▶ _Supplied material_:
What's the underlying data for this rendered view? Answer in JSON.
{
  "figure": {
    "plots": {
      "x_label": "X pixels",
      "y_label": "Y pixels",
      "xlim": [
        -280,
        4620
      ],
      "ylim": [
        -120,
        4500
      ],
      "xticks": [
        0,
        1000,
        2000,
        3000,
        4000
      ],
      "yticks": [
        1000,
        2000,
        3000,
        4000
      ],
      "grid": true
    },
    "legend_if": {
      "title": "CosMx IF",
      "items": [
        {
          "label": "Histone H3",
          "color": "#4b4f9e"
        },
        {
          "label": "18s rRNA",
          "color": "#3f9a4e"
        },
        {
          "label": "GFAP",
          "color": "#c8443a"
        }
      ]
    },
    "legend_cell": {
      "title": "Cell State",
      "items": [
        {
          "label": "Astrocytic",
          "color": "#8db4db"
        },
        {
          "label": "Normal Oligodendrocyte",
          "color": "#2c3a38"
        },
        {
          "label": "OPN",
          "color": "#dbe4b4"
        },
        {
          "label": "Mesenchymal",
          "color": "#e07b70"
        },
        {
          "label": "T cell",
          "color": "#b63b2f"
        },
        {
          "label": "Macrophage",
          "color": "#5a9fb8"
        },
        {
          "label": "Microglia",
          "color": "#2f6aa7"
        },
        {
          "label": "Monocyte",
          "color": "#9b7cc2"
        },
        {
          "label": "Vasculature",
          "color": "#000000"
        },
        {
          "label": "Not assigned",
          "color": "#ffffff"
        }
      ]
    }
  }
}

▶ _Aim of the task_:
Every entry must be retyped in full, exactly as given.

▶ _Exercise answer_:
What's the underlying data for this rendered view? Answer in JSON.
{
  "figure": {
    "plots": {
      "x_label": "X pixels",
      "y_label": "Y pixels",
      "xlim": [
        -280,
        4620
      ],
      "ylim": [
        -120,
        4500
      ],
      "xticks": [
        0,
        1000,
        2000,
        3000,
        4000
      ],
      "yticks": [
        1000,
        2000,
        3000,
        4000
      ],
      "grid": true
    },
    "legend_if": {
      "title": "CosMx IF",
      "items": [
        {
          "label": "Histone H3",
          "color": "#4b4f9e"
        },
        {
          "label": "18s rRNA",
          "color": "#3f9a4e"
        },
        {
          "label": "GFAP",
          "color": "#c8443a"
        }
      ]
    },
    "legend_cell": {
      "title": "Cell State",
      "items": [
        {
          "label": "Astrocytic",
          "color": "#8db4db"
        },
        {
          "label": "Normal Oligodendrocyte",
          "color": "#2c3a38"
        },
        {
          "label": "OPN",
          "color": "#dbe4b4"
        },
        {
          "label": "Mesenchymal",
          "color": "#e07b70"
        },
        {
          "label": "T cell",
          "color": "#b63b2f"
        },
        {
          "label": "Macrophage",
          "color": "#5a9fb8"
        },
        {
          "label": "Microglia",
          "color": "#2f6aa7"
        },
        {
          "label": "Monocyte",
          "color": "#9b7cc2"
        },
        {
          "label": "Vasculature",
          "color": "#000000"
        },
        {
          "label": "Not assigned",
          "color": "#ffffff"
        }
      ]
    }
  }
}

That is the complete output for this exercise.